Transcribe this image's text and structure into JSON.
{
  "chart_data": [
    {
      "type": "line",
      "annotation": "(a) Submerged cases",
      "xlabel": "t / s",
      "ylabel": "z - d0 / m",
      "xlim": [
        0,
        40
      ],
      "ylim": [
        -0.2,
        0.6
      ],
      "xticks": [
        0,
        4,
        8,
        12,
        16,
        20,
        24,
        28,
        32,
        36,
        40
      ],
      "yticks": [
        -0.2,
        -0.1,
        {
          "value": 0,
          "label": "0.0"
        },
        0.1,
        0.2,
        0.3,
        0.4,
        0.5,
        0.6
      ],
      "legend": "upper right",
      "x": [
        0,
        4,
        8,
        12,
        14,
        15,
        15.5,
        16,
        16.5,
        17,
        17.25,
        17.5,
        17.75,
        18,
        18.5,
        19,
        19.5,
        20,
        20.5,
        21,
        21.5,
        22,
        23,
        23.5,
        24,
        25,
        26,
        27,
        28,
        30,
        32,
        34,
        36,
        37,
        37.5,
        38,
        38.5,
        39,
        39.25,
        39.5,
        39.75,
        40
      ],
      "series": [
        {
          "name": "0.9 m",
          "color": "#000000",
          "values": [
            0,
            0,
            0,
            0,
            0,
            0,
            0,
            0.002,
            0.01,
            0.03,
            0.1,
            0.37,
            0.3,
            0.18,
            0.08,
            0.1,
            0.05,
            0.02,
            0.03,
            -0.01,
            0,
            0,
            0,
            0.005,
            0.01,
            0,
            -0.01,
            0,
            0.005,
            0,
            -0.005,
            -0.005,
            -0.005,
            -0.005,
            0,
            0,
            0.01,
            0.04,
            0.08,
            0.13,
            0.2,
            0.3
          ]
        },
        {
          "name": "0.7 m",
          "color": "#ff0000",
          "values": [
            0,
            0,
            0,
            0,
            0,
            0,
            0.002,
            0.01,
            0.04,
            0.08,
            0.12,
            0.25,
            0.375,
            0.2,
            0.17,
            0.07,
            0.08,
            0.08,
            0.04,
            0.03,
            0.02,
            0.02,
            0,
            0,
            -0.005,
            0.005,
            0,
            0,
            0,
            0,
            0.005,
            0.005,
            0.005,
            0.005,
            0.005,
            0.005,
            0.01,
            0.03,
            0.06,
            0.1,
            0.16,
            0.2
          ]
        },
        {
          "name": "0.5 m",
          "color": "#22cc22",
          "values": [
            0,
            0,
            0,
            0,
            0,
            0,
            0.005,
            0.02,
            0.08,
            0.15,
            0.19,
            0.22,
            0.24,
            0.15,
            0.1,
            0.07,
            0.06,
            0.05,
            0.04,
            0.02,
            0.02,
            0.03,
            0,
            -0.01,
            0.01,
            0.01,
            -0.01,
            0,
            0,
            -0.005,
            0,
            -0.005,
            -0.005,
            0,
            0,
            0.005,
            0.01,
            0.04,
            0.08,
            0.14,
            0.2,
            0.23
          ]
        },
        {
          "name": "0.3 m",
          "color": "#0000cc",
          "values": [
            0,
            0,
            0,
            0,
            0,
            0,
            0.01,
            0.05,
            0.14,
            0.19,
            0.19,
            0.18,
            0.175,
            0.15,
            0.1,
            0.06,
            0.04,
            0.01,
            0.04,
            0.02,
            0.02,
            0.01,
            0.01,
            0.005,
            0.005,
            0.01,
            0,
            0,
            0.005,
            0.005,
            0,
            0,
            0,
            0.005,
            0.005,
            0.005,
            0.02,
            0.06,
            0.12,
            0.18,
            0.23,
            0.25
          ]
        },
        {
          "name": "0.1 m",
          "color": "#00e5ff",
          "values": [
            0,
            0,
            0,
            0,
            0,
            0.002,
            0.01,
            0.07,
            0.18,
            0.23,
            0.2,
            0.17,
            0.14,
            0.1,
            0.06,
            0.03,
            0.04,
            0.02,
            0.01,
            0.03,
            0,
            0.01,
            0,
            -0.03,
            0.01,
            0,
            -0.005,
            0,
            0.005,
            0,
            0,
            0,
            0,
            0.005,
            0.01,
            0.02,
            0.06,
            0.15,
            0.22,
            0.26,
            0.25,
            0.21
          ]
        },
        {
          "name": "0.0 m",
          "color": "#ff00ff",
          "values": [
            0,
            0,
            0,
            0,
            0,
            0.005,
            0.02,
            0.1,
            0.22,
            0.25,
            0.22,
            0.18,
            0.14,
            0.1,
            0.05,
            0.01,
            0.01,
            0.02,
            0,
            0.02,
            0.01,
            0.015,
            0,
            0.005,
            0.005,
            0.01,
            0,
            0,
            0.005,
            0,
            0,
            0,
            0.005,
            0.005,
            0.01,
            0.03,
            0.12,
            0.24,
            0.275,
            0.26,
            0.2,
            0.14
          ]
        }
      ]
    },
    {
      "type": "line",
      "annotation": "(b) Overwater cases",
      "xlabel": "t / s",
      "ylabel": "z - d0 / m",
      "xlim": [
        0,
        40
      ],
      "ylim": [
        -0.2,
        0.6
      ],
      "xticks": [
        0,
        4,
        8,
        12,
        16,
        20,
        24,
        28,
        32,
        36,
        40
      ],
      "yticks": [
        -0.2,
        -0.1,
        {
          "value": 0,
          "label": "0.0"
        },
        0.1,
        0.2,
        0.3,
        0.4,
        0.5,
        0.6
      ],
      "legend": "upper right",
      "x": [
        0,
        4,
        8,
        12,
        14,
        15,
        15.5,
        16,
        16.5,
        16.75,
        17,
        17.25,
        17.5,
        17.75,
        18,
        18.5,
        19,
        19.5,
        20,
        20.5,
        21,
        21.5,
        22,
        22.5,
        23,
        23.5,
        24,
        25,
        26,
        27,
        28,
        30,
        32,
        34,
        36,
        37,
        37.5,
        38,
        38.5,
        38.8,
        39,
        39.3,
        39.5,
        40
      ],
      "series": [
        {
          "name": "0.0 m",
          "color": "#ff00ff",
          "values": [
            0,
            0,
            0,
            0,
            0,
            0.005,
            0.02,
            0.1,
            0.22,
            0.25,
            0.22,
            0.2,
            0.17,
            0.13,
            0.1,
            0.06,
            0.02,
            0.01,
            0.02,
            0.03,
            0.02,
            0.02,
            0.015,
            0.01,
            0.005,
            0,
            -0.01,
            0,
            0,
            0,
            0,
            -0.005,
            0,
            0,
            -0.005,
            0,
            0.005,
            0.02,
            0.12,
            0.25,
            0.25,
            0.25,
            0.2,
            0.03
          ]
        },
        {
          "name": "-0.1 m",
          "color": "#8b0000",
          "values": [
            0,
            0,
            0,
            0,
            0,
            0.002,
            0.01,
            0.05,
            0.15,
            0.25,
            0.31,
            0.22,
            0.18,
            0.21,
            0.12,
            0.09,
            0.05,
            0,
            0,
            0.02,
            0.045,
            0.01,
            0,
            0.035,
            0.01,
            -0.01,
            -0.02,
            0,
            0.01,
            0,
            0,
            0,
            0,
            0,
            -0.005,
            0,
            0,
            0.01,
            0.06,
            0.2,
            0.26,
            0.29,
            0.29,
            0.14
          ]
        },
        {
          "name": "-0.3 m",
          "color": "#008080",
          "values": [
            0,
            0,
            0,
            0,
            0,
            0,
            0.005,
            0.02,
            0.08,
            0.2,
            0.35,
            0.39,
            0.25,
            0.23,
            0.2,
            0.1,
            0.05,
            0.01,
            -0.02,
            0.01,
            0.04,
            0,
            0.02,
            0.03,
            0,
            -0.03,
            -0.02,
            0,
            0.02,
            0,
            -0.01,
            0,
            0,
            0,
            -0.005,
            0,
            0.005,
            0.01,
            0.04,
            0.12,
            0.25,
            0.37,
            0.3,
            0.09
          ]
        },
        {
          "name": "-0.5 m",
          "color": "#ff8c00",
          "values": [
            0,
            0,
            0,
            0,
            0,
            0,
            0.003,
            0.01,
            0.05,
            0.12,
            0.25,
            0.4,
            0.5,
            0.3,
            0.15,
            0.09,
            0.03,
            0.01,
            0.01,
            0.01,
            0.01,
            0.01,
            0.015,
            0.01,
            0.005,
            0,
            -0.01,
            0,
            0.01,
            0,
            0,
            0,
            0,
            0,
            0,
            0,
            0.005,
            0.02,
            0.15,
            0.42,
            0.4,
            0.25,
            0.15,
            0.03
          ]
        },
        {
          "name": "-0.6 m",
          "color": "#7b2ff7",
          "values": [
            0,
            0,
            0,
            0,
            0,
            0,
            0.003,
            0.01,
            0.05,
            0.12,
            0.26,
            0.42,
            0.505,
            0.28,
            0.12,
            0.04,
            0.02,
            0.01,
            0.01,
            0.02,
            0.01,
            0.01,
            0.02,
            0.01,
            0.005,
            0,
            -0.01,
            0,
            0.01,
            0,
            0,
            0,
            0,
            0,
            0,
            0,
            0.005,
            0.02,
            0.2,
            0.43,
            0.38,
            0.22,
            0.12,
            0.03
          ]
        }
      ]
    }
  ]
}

• Aim: Find each line that has the word "cases", then copy it out.

• Answer to this exercise:
      "annotation": "(a) Submerged cases",
      "annotation": "(b) Overwater cases",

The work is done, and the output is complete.